### Written problem
Identify the lines that contain the string "xlabel" and report only how many there are.

:: Supplied information

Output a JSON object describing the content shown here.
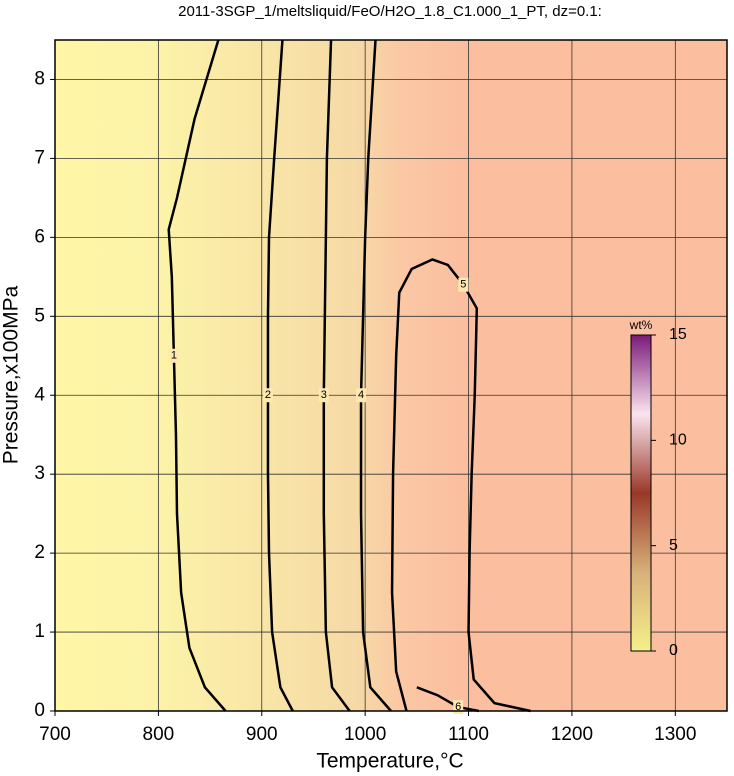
{
  "chart_data": {
    "type": "contour",
    "title": "2011-3SGP_1/meltsliquid/FeO/H2O_1.8_C1.000_1_PT, dz=0.1:",
    "xlabel": "Temperature,°C",
    "ylabel": "Pressure,x100MPa",
    "xlim": [
      700,
      1350
    ],
    "ylim": [
      0,
      8.5
    ],
    "xticks": [
      700,
      800,
      900,
      1000,
      1100,
      1200,
      1300
    ],
    "yticks": [
      0,
      1,
      2,
      3,
      4,
      5,
      6,
      7,
      8
    ],
    "grid": true,
    "color": "#000000",
    "contours": [
      {
        "level": 1,
        "x": [
          865,
          845,
          830,
          822,
          818,
          817,
          815,
          813,
          810,
          818,
          835,
          858
        ],
        "y": [
          0,
          0.3,
          0.8,
          1.5,
          2.5,
          3.5,
          4.5,
          5.5,
          6.1,
          6.5,
          7.5,
          8.5
        ]
      },
      {
        "level": 2,
        "x": [
          930,
          918,
          910,
          907,
          906,
          906,
          906,
          907,
          912,
          920
        ],
        "y": [
          0,
          0.3,
          1,
          2,
          3,
          4,
          5,
          6,
          7,
          8.5
        ]
      },
      {
        "level": 3,
        "x": [
          985,
          968,
          962,
          960,
          960,
          961,
          962,
          963,
          967
        ],
        "y": [
          0,
          0.3,
          1,
          2.5,
          4,
          5,
          6,
          7,
          8.5
        ]
      },
      {
        "level": 4,
        "x": [
          1025,
          1005,
          998,
          996,
          996,
          998,
          1000,
          1003,
          1010
        ],
        "y": [
          0,
          0.3,
          1,
          2.5,
          4,
          5,
          6,
          7,
          8.5
        ]
      },
      {
        "level": 5,
        "x": [
          1040,
          1030,
          1026,
          1027,
          1030,
          1033,
          1045,
          1065,
          1080,
          1095,
          1108,
          1106,
          1103,
          1101,
          1100,
          1105,
          1125,
          1160
        ],
        "y": [
          0,
          0.5,
          1.5,
          3,
          4.5,
          5.3,
          5.6,
          5.72,
          5.65,
          5.4,
          5.1,
          4,
          3,
          2,
          1,
          0.4,
          0.1,
          0
        ]
      },
      {
        "level": 6,
        "x": [
          1050,
          1070,
          1090,
          1110
        ],
        "y": [
          0.3,
          0.2,
          0.05,
          0
        ]
      }
    ],
    "colorbar": {
      "label": "wt%",
      "lim": [
        0,
        15
      ],
      "ticks": [
        0,
        5,
        10,
        15
      ]
    }
  }
}
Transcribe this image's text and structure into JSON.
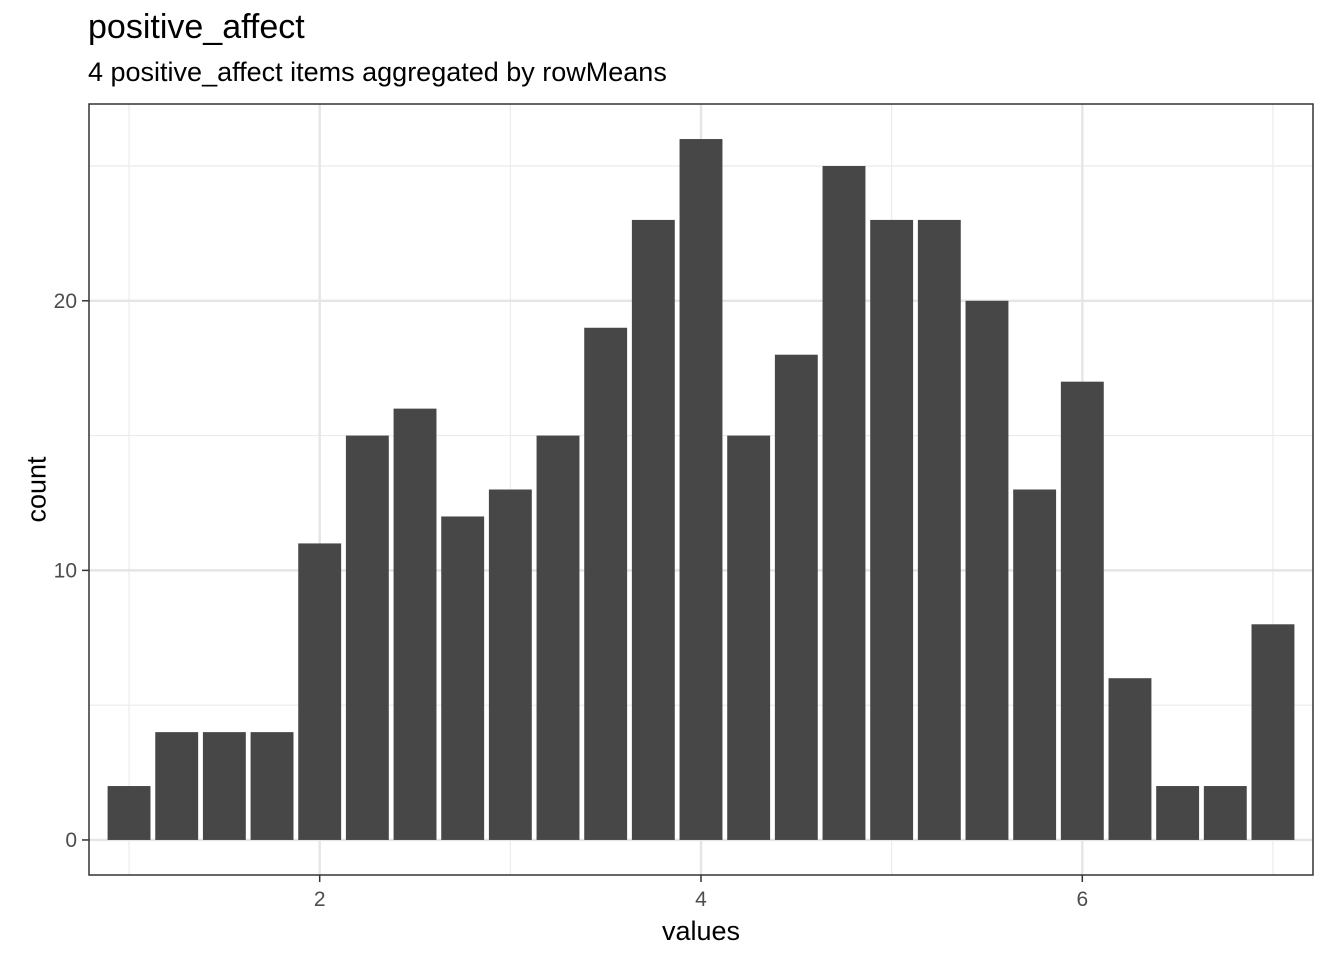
{
  "chart_data": {
    "type": "bar",
    "title": "positive_affect",
    "subtitle": "4 positive_affect items aggregated by rowMeans",
    "xlabel": "values",
    "ylabel": "count",
    "bin_width": 0.25,
    "x": [
      1,
      1.25,
      1.5,
      1.75,
      2,
      2.25,
      2.5,
      2.75,
      3,
      3.25,
      3.5,
      3.75,
      4,
      4.25,
      4.5,
      4.75,
      5,
      5.25,
      5.5,
      5.75,
      6,
      6.25,
      6.5,
      6.75,
      7
    ],
    "values": [
      2,
      4,
      4,
      4,
      11,
      15,
      16,
      12,
      13,
      15,
      19,
      23,
      26,
      15,
      18,
      25,
      23,
      23,
      20,
      13,
      17,
      6,
      2,
      2,
      8
    ],
    "xlim": [
      0.79,
      7.21
    ],
    "ylim": [
      -1.3,
      27.3
    ],
    "xticks": [
      2,
      4,
      6
    ],
    "xtick_labels": [
      "2",
      "4",
      "6"
    ],
    "yticks": [
      0,
      10,
      20
    ],
    "ytick_labels": [
      "0",
      "10",
      "20"
    ],
    "grid": true,
    "bar_color": "#474747",
    "theme": "bw"
  }
}
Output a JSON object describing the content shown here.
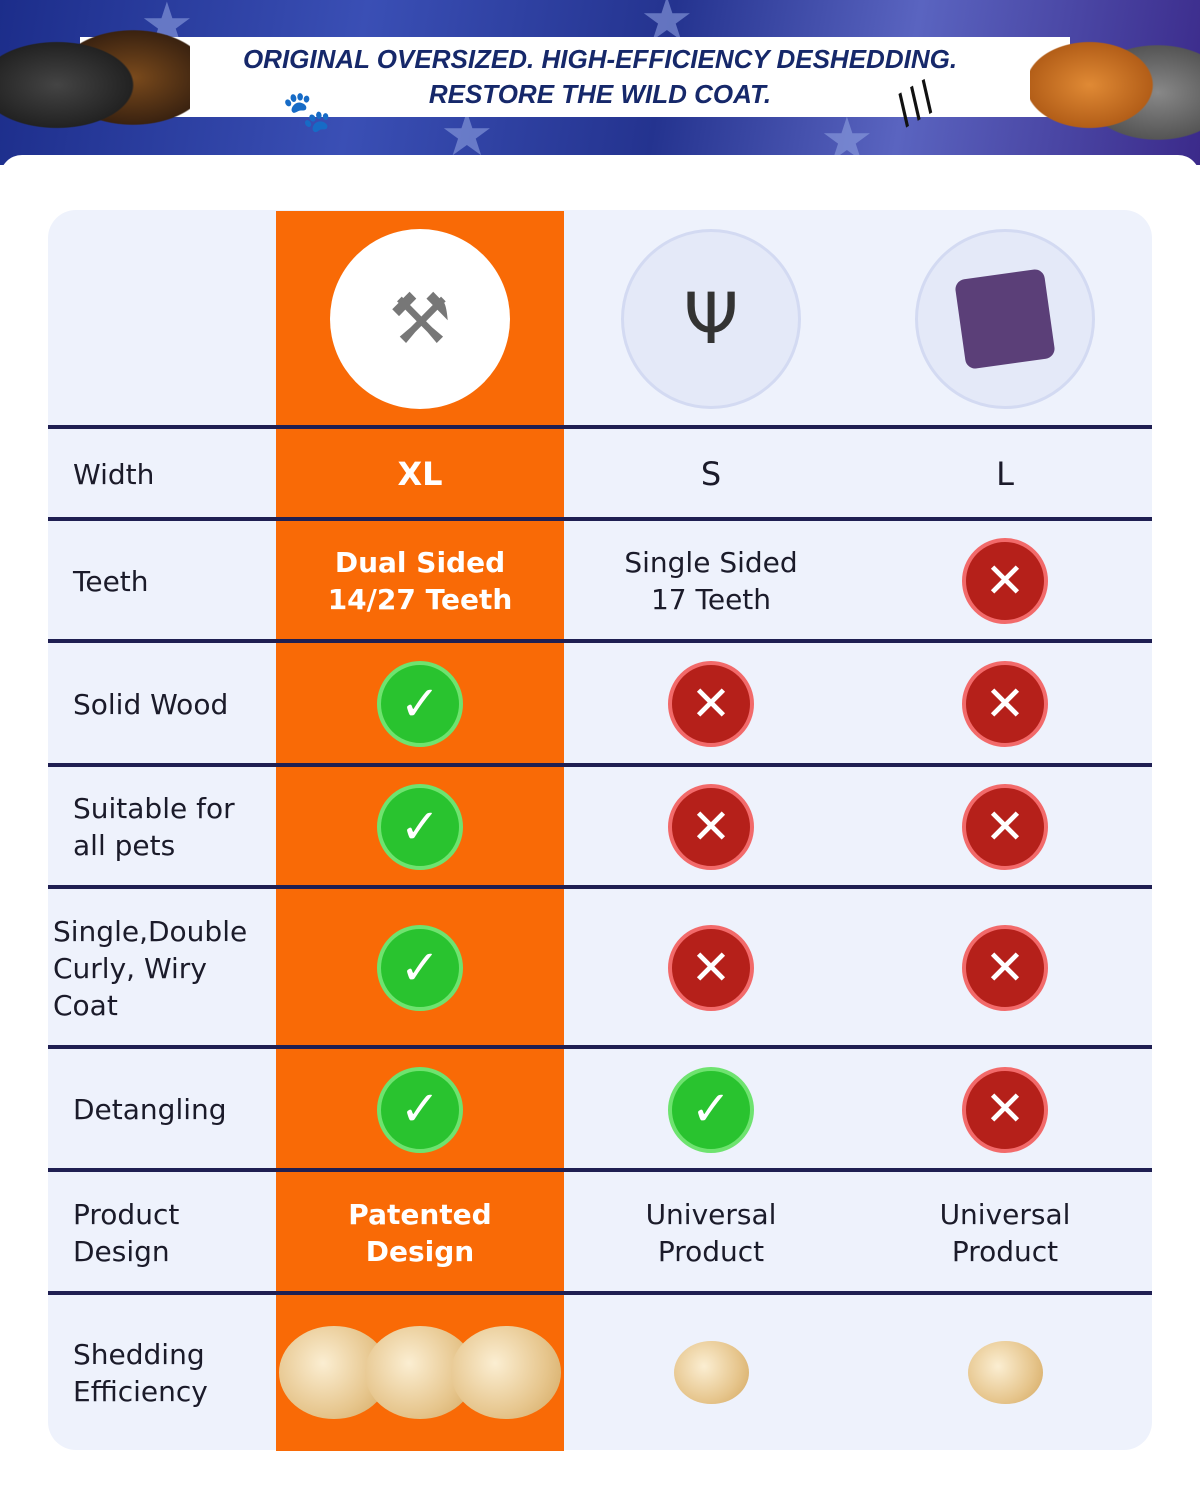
{
  "banner": {
    "line1": "ORIGINAL OVERSIZED. HIGH-EFFICIENCY DESHEDDING.",
    "line2": "RESTORE THE WILD COAT."
  },
  "columns": [
    {
      "product": "oversized deshedding rake with wood handle",
      "highlight_color": "#f96a06"
    },
    {
      "product": "single sided deshedding rake"
    },
    {
      "product": "slicker brush"
    }
  ],
  "rows": [
    {
      "label": "Width",
      "values": [
        "XL",
        "S",
        "L"
      ]
    },
    {
      "label": "Teeth",
      "values": [
        "Dual Sided\n14/27 Teeth",
        "Single Sided\n17 Teeth",
        "no"
      ]
    },
    {
      "label": "Solid Wood",
      "values": [
        "yes",
        "no",
        "no"
      ]
    },
    {
      "label": "Suitable for\nall pets",
      "values": [
        "yes",
        "no",
        "no"
      ]
    },
    {
      "label": "Single,Double\nCurly, Wiry\nCoat",
      "values": [
        "yes",
        "no",
        "no"
      ]
    },
    {
      "label": "Detangling",
      "values": [
        "yes",
        "yes",
        "no"
      ]
    },
    {
      "label": "Product\nDesign",
      "values": [
        "Patented\nDesign",
        "Universal\nProduct",
        "Universal\nProduct"
      ]
    },
    {
      "label": "Shedding\nEfficiency",
      "values": [
        "3 fur balls",
        "1 fur ball",
        "1 fur ball"
      ]
    }
  ],
  "colors": {
    "yes": "#29c32f",
    "no": "#b5201a",
    "divider": "#1f1f52",
    "table_bg": "#eef2fc"
  }
}
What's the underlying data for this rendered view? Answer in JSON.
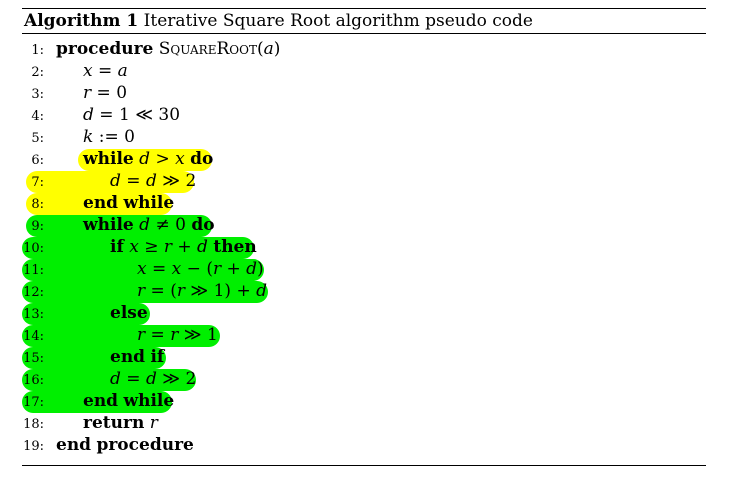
{
  "caption": {
    "label": "Algorithm 1",
    "text": "Iterative Square Root algorithm pseudo code"
  },
  "colors": {
    "yellow_highlight": "#ffff00",
    "green_highlight": "#00ef00"
  },
  "lines": [
    {
      "num": "1:",
      "text": "procedure SquareRoot(a)"
    },
    {
      "num": "2:",
      "text": "x = a"
    },
    {
      "num": "3:",
      "text": "r = 0"
    },
    {
      "num": "4:",
      "text": "d = 1 ≪ 30"
    },
    {
      "num": "5:",
      "text": "k := 0"
    },
    {
      "num": "6:",
      "text": "while d > x do",
      "highlight": "yellow"
    },
    {
      "num": "7:",
      "text": "d = d ≫ 2",
      "highlight": "yellow"
    },
    {
      "num": "8:",
      "text": "end while",
      "highlight": "yellow"
    },
    {
      "num": "9:",
      "text": "while d ≠ 0 do",
      "highlight": "green"
    },
    {
      "num": "10:",
      "text": "if x ≥ r + d then",
      "highlight": "green"
    },
    {
      "num": "11:",
      "text": "x = x − (r + d)",
      "highlight": "green"
    },
    {
      "num": "12:",
      "text": "r = (r ≫ 1) + d",
      "highlight": "green"
    },
    {
      "num": "13:",
      "text": "else",
      "highlight": "green"
    },
    {
      "num": "14:",
      "text": "r = r ≫ 1",
      "highlight": "green"
    },
    {
      "num": "15:",
      "text": "end if",
      "highlight": "green"
    },
    {
      "num": "16:",
      "text": "d = d ≫ 2",
      "highlight": "green"
    },
    {
      "num": "17:",
      "text": "end while",
      "highlight": "green"
    },
    {
      "num": "18:",
      "text": "return r"
    },
    {
      "num": "19:",
      "text": "end procedure"
    }
  ]
}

::::

### Answer
2